§ **Task details**:
Copy all of the material below exactly.

++++++++++

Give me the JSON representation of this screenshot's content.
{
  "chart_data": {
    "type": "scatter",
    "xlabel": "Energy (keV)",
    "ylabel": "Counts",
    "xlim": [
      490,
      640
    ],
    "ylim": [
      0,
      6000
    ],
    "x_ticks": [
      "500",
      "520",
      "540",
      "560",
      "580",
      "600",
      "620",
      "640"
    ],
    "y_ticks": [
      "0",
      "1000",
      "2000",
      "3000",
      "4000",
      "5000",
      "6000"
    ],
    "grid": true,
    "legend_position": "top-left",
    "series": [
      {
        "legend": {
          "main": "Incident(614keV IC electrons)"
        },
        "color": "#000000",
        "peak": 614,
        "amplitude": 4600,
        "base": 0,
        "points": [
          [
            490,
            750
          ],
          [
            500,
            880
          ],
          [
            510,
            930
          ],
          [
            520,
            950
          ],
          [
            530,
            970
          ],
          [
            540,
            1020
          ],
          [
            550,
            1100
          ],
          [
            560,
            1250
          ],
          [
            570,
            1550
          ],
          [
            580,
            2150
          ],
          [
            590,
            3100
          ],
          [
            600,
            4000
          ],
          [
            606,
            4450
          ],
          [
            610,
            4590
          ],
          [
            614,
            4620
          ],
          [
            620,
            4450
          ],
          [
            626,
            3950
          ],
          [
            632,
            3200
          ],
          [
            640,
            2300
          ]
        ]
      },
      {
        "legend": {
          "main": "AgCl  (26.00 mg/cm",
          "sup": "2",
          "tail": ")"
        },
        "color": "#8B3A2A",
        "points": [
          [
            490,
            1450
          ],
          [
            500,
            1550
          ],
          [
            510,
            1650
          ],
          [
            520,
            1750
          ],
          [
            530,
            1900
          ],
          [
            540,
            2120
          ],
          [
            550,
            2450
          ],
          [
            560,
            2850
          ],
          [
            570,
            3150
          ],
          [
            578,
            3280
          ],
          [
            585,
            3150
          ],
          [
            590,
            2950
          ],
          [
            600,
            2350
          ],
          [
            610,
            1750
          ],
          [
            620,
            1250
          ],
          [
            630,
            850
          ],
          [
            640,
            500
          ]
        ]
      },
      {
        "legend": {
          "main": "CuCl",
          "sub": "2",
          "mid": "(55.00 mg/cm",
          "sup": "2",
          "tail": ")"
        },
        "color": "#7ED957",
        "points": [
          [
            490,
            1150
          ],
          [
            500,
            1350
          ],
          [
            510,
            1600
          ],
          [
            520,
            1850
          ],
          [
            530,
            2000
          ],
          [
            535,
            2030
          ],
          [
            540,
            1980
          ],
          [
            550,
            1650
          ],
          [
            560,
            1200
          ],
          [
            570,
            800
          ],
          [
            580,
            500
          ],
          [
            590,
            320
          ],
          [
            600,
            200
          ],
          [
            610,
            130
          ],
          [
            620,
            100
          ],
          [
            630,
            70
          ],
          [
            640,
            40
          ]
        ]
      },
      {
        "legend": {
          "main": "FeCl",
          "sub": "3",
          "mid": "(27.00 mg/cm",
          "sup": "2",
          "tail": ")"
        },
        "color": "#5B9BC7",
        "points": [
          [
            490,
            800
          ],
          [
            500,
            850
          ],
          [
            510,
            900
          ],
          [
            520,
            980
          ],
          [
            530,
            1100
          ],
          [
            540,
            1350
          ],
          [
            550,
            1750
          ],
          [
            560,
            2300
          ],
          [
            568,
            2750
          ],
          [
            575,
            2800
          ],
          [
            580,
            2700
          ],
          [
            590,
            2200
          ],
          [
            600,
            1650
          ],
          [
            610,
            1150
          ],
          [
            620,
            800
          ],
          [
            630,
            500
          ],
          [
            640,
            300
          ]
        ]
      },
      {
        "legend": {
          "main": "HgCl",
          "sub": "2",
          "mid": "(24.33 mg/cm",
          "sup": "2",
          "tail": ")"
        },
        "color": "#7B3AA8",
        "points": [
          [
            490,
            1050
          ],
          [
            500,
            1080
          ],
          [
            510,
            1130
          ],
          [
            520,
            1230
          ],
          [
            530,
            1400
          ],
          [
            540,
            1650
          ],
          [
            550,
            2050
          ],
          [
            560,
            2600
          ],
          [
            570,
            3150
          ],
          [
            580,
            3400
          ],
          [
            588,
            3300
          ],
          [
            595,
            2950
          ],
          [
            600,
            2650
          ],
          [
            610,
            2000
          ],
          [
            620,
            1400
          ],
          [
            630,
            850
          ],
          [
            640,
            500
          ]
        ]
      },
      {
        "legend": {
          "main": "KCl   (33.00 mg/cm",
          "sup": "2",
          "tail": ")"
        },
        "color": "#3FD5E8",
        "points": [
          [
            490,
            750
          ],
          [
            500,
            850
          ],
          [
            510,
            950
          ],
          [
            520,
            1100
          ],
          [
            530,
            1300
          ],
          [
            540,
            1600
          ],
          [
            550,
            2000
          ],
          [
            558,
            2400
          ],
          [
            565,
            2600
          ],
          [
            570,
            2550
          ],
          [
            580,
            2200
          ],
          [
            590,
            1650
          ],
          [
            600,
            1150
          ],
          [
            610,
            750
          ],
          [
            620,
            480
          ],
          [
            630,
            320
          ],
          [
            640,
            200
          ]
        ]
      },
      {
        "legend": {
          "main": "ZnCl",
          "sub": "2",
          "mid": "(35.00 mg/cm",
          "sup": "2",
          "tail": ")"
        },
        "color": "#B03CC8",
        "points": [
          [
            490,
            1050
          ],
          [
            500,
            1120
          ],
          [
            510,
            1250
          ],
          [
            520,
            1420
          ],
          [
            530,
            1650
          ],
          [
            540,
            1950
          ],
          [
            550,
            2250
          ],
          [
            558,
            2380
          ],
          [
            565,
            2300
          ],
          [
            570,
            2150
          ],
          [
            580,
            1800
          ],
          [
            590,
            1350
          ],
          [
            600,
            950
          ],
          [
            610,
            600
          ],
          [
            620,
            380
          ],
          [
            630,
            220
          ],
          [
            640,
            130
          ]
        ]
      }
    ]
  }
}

++++++++++

§ **Solution**:
Give me the JSON representation of this screenshot's content.
{
  "chart_data": {
    "type": "scatter",
    "xlabel": "Energy (keV)",
    "ylabel": "Counts",
    "xlim": [
      490,
      640
    ],
    "ylim": [
      0,
      6000
    ],
    "x_ticks": [
      "500",
      "520",
      "540",
      "560",
      "580",
      "600",
      "620",
      "640"
    ],
    "y_ticks": [
      "0",
      "1000",
      "2000",
      "3000",
      "4000",
      "5000",
      "6000"
    ],
    "grid": true,
    "legend_position": "top-left",
    "series": [
      {
        "legend": {
          "main": "Incident(614keV IC electrons)"
        },
        "color": "#000000",
        "peak": 614,
        "amplitude": 4600,
        "base": 0,
        "points": [
          [
            490,
            750
          ],
          [
            500,
            880
          ],
          [
            510,
            930
          ],
          [
            520,
            950
          ],
          [
            530,
            970
          ],
          [
            540,
            1020
          ],
          [
            550,
            1100
          ],
          [
            560,
            1250
          ],
          [
            570,
            1550
          ],
          [
            580,
            2150
          ],
          [
            590,
            3100
          ],
          [
            600,
            4000
          ],
          [
            606,
            4450
          ],
          [
            610,
            4590
          ],
          [
            614,
            4620
          ],
          [
            620,
            4450
          ],
          [
            626,
            3950
          ],
          [
            632,
            3200
          ],
          [
            640,
            2300
          ]
        ]
      },
      {
        "legend": {
          "main": "AgCl  (26.00 mg/cm",
          "sup": "2",
          "tail": ")"
        },
        "color": "#8B3A2A",
        "points": [
          [
            490,
            1450
          ],
          [
            500,
            1550
          ],
          [
            510,
            1650
          ],
          [
            520,
            1750
          ],
          [
            530,
            1900
          ],
          [
            540,
            2120
          ],
          [
            550,
            2450
          ],
          [
            560,
            2850
          ],
          [
            570,
            3150
          ],
          [
            578,
            3280
          ],
          [
            585,
            3150
          ],
          [
            590,
            2950
          ],
          [
            600,
            2350
          ],
          [
            610,
            1750
          ],
          [
            620,
            1250
          ],
          [
            630,
            850
          ],
          [
            640,
            500
          ]
        ]
      },
      {
        "legend": {
          "main": "CuCl",
          "sub": "2",
          "mid": "(55.00 mg/cm",
          "sup": "2",
          "tail": ")"
        },
        "color": "#7ED957",
        "points": [
          [
            490,
            1150
          ],
          [
            500,
            1350
          ],
          [
            510,
            1600
          ],
          [
            520,
            1850
          ],
          [
            530,
            2000
          ],
          [
            535,
            2030
          ],
          [
            540,
            1980
          ],
          [
            550,
            1650
          ],
          [
            560,
            1200
          ],
          [
            570,
            800
          ],
          [
            580,
            500
          ],
          [
            590,
            320
          ],
          [
            600,
            200
          ],
          [
            610,
            130
          ],
          [
            620,
            100
          ],
          [
            630,
            70
          ],
          [
            640,
            40
          ]
        ]
      },
      {
        "legend": {
          "main": "FeCl",
          "sub": "3",
          "mid": "(27.00 mg/cm",
          "sup": "2",
          "tail": ")"
        },
        "color": "#5B9BC7",
        "points": [
          [
            490,
            800
          ],
          [
            500,
            850
          ],
          [
            510,
            900
          ],
          [
            520,
            980
          ],
          [
            530,
            1100
          ],
          [
            540,
            1350
          ],
          [
            550,
            1750
          ],
          [
            560,
            2300
          ],
          [
            568,
            2750
          ],
          [
            575,
            2800
          ],
          [
            580,
            2700
          ],
          [
            590,
            2200
          ],
          [
            600,
            1650
          ],
          [
            610,
            1150
          ],
          [
            620,
            800
          ],
          [
            630,
            500
          ],
          [
            640,
            300
          ]
        ]
      },
      {
        "legend": {
          "main": "HgCl",
          "sub": "2",
          "mid": "(24.33 mg/cm",
          "sup": "2",
          "tail": ")"
        },
        "color": "#7B3AA8",
        "points": [
          [
            490,
            1050
          ],
          [
            500,
            1080
          ],
          [
            510,
            1130
          ],
          [
            520,
            1230
          ],
          [
            530,
            1400
          ],
          [
            540,
            1650
          ],
          [
            550,
            2050
          ],
          [
            560,
            2600
          ],
          [
            570,
            3150
          ],
          [
            580,
            3400
          ],
          [
            588,
            3300
          ],
          [
            595,
            2950
          ],
          [
            600,
            2650
          ],
          [
            610,
            2000
          ],
          [
            620,
            1400
          ],
          [
            630,
            850
          ],
          [
            640,
            500
          ]
        ]
      },
      {
        "legend": {
          "main": "KCl   (33.00 mg/cm",
          "sup": "2",
          "tail": ")"
        },
        "color": "#3FD5E8",
        "points": [
          [
            490,
            750
          ],
          [
            500,
            850
          ],
          [
            510,
            950
          ],
          [
            520,
            1100
          ],
          [
            530,
            1300
          ],
          [
            540,
            1600
          ],
          [
            550,
            2000
          ],
          [
            558,
            2400
          ],
          [
            565,
            2600
          ],
          [
            570,
            2550
          ],
          [
            580,
            2200
          ],
          [
            590,
            1650
          ],
          [
            600,
            1150
          ],
          [
            610,
            750
          ],
          [
            620,
            480
          ],
          [
            630,
            320
          ],
          [
            640,
            200
          ]
        ]
      },
      {
        "legend": {
          "main": "ZnCl",
          "sub": "2",
          "mid": "(35.00 mg/cm",
          "sup": "2",
          "tail": ")"
        },
        "color": "#B03CC8",
        "points": [
          [
            490,
            1050
          ],
          [
            500,
            1120
          ],
          [
            510,
            1250
          ],
          [
            520,
            1420
          ],
          [
            530,
            1650
          ],
          [
            540,
            1950
          ],
          [
            550,
            2250
          ],
          [
            558,
            2380
          ],
          [
            565,
            2300
          ],
          [
            570,
            2150
          ],
          [
            580,
            1800
          ],
          [
            590,
            1350
          ],
          [
            600,
            950
          ],
          [
            610,
            600
          ],
          [
            620,
            380
          ],
          [
            630,
            220
          ],
          [
            640,
            130
          ]
        ]
      }
    ]
  }
}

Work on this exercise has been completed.